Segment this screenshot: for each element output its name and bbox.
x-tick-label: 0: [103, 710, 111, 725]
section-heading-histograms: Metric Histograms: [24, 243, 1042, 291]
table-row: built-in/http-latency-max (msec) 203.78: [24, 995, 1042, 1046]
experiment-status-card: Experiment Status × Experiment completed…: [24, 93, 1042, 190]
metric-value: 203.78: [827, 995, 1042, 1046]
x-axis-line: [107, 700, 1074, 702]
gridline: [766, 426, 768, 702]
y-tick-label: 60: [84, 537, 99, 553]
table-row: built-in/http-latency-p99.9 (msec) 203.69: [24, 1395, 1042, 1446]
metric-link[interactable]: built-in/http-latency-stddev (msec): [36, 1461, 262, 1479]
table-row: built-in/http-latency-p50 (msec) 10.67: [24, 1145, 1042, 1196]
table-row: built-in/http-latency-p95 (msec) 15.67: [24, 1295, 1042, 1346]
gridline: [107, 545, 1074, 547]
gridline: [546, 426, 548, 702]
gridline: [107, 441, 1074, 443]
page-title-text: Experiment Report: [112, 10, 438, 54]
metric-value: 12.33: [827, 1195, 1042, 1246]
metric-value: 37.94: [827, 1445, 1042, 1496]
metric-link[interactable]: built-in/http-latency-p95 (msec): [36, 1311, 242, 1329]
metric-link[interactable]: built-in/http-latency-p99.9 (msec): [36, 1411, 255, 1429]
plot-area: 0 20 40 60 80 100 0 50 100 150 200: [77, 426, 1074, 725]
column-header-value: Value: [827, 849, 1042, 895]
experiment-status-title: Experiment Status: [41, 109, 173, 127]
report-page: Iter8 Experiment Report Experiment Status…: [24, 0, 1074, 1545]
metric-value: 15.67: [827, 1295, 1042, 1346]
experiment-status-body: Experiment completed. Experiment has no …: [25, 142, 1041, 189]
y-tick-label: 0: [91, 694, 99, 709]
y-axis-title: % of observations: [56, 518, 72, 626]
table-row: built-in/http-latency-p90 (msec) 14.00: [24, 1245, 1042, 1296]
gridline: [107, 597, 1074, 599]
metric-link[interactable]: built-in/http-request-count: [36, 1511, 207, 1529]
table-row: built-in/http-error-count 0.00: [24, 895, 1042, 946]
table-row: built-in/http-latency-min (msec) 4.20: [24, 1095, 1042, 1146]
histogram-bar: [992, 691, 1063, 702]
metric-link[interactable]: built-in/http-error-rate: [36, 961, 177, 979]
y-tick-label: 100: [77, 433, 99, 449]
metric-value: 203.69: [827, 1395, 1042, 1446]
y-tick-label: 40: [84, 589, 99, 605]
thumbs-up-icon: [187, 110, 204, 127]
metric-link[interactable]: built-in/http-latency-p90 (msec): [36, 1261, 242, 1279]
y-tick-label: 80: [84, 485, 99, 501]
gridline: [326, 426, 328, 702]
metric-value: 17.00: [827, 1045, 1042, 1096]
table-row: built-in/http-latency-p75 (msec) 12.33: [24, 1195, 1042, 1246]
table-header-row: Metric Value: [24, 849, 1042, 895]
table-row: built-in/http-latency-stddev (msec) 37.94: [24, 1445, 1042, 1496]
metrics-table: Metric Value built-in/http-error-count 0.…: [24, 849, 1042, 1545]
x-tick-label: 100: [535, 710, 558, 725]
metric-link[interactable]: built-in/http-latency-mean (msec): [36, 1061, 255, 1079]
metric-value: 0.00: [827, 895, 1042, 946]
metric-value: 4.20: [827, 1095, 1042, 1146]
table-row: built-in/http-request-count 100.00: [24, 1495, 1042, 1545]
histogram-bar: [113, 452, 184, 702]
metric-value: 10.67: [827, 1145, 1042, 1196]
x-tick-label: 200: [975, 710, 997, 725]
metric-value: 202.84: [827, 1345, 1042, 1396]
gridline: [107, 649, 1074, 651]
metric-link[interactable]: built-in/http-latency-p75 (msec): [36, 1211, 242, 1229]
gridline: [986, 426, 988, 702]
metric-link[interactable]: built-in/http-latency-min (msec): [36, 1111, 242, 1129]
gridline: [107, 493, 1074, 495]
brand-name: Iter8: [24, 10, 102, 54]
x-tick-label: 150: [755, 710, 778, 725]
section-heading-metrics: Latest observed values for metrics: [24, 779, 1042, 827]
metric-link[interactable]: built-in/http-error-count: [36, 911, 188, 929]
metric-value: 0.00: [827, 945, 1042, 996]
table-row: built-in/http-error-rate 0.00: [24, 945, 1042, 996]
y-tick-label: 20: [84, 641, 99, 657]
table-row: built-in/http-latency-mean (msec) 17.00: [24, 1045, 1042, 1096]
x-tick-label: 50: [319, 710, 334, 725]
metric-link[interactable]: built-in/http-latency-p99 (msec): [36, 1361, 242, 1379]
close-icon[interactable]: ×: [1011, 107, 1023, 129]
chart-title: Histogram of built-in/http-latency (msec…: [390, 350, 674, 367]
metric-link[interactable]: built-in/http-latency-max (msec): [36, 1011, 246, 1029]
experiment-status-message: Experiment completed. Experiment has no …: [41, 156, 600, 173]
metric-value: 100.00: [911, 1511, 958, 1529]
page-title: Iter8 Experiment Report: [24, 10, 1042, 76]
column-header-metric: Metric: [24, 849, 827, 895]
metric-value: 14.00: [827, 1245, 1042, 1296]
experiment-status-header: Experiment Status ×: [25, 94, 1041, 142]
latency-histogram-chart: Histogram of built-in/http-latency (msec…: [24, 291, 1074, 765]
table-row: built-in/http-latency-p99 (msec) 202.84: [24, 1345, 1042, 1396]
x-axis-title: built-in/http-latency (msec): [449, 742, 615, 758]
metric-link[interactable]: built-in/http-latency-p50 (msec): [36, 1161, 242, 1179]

————————

## Problem
Present every line of the rows above as a numbered list, leaving out any blank lines.

## Task solution
1. Segment this screenshot: for each element output its name and bbox.
2. x-tick-label: 0: [103, 710, 111, 725]
3. section-heading-histograms: Metric Histograms: [24, 243, 1042, 291]
4. table-row: built-in/http-latency-max (msec) 203.78: [24, 995, 1042, 1046]
5. experiment-status-card: Experiment Status × Experiment completed…: [24, 93, 1042, 190]
6. metric-value: 203.78: [827, 995, 1042, 1046]
7. x-axis-line: [107, 700, 1074, 702]
8. gridline: [766, 426, 768, 702]
9. y-tick-label: 60: [84, 537, 99, 553]
10. table-row: built-in/http-latency-p99.9 (msec) 203.69: [24, 1395, 1042, 1446]
11. metric-link[interactable]: built-in/http-latency-stddev (msec): [36, 1461, 262, 1479]
12. table-row: built-in/http-latency-p50 (msec) 10.67: [24, 1145, 1042, 1196]
13. table-row: built-in/http-latency-p95 (msec) 15.67: [24, 1295, 1042, 1346]
14. gridline: [107, 545, 1074, 547]
15. gridline: [546, 426, 548, 702]
16. gridline: [107, 441, 1074, 443]
17. page-title-text: Experiment Report: [112, 10, 438, 54]
18. metric-value: 12.33: [827, 1195, 1042, 1246]
19. metric-value: 37.94: [827, 1445, 1042, 1496]
20. metric-link[interactable]: built-in/http-latency-p95 (msec): [36, 1311, 242, 1329]
21. metric-link[interactable]: built-in/http-latency-p99.9 (msec): [36, 1411, 255, 1429]
22. plot-area: 0 20 40 60 80 100 0 50 100 150 200: [77, 426, 1074, 725]
23. column-header-value: Value: [827, 849, 1042, 895]
24. experiment-status-title: Experiment Status: [41, 109, 173, 127]
25. report-page: Iter8 Experiment Report Experiment Status…: [24, 0, 1074, 1545]
26. metric-value: 15.67: [827, 1295, 1042, 1346]
27. experiment-status-body: Experiment completed. Experiment has no …: [25, 142, 1041, 189]
28. y-tick-label: 0: [91, 694, 99, 709]
29. y-axis-title: % of observations: [56, 518, 72, 626]
30. table-row: built-in/http-latency-p90 (msec) 14.00: [24, 1245, 1042, 1296]
31. gridline: [107, 597, 1074, 599]
32. metric-link[interactable]: built-in/http-request-count: [36, 1511, 207, 1529]
33. table-row: built-in/http-error-count 0.00: [24, 895, 1042, 946]
34. table-row: built-in/http-latency-min (msec) 4.20: [24, 1095, 1042, 1146]
35. histogram-bar: [992, 691, 1063, 702]
36. metric-link[interactable]: built-in/http-error-rate: [36, 961, 177, 979]
37. y-tick-label: 100: [77, 433, 99, 449]
38. metric-value: 203.69: [827, 1395, 1042, 1446]
39. y-tick-label: 40: [84, 589, 99, 605]
40. thumbs-up-icon: [187, 110, 204, 127]
41. metric-link[interactable]: built-in/http-latency-p90 (msec): [36, 1261, 242, 1279]
42. y-tick-label: 80: [84, 485, 99, 501]
43. gridline: [326, 426, 328, 702]
44. metric-value: 17.00: [827, 1045, 1042, 1096]
45. table-row: built-in/http-latency-p75 (msec) 12.33: [24, 1195, 1042, 1246]
46. table-header-row: Metric Value: [24, 849, 1042, 895]
47. table-row: built-in/http-latency-stddev (msec) 37.94: [24, 1445, 1042, 1496]
48. metrics-table: Metric Value built-in/http-error-count 0.…: [24, 849, 1042, 1545]
49. x-tick-label: 100: [535, 710, 558, 725]
50. metric-link[interactable]: built-in/http-latency-mean (msec): [36, 1061, 255, 1079]
51. metric-value: 0.00: [827, 895, 1042, 946]
52. metric-value: 4.20: [827, 1095, 1042, 1146]
53. table-row: built-in/http-request-count 100.00: [24, 1495, 1042, 1545]
54. histogram-bar: [113, 452, 184, 702]
55. metric-value: 10.67: [827, 1145, 1042, 1196]
56. x-tick-label: 200: [975, 710, 997, 725]
57. metric-value: 202.84: [827, 1345, 1042, 1396]
58. gridline: [107, 649, 1074, 651]
59. metric-link[interactable]: built-in/http-latency-p75 (msec): [36, 1211, 242, 1229]
60. gridline: [986, 426, 988, 702]
61. metric-link[interactable]: built-in/http-latency-min (msec): [36, 1111, 242, 1129]
62. gridline: [107, 493, 1074, 495]
63. brand-name: Iter8: [24, 10, 102, 54]
64. x-tick-label: 150: [755, 710, 778, 725]
65. section-heading-metrics: Latest observed values for metrics: [24, 779, 1042, 827]
66. metric-link[interactable]: built-in/http-error-count: [36, 911, 188, 929]
67. metric-value: 0.00: [827, 945, 1042, 996]
68. table-row: built-in/http-error-rate 0.00: [24, 945, 1042, 996]
69. y-tick-label: 20: [84, 641, 99, 657]
70. table-row: built-in/http-latency-mean (msec) 17.00: [24, 1045, 1042, 1096]
71. x-tick-label: 50: [319, 710, 334, 725]
72. metric-link[interactable]: built-in/http-latency-p99 (msec): [36, 1361, 242, 1379]
73. close-icon[interactable]: ×: [1011, 107, 1023, 129]
74. chart-title: Histogram of built-in/http-latency (msec…: [390, 350, 674, 367]
75. metric-link[interactable]: built-in/http-latency-max (msec): [36, 1011, 246, 1029]
76. experiment-status-message: Experiment completed. Experiment has no …: [41, 156, 600, 173]
77. metric-value: 100.00: [911, 1511, 958, 1529]
78. page-title: Iter8 Experiment Report: [24, 10, 1042, 76]
79. column-header-metric: Metric: [24, 849, 827, 895]
80. metric-value: 14.00: [827, 1245, 1042, 1296]
81. experiment-status-header: Experiment Status ×: [25, 94, 1041, 142]
82. latency-histogram-chart: Histogram of built-in/http-latency (msec…: [24, 291, 1074, 765]
83. table-row: built-in/http-latency-p99 (msec) 202.84: [24, 1345, 1042, 1396]
84. x-axis-title: built-in/http-latency (msec): [449, 742, 615, 758]
85. metric-link[interactable]: built-in/http-latency-p50 (msec): [36, 1161, 242, 1179]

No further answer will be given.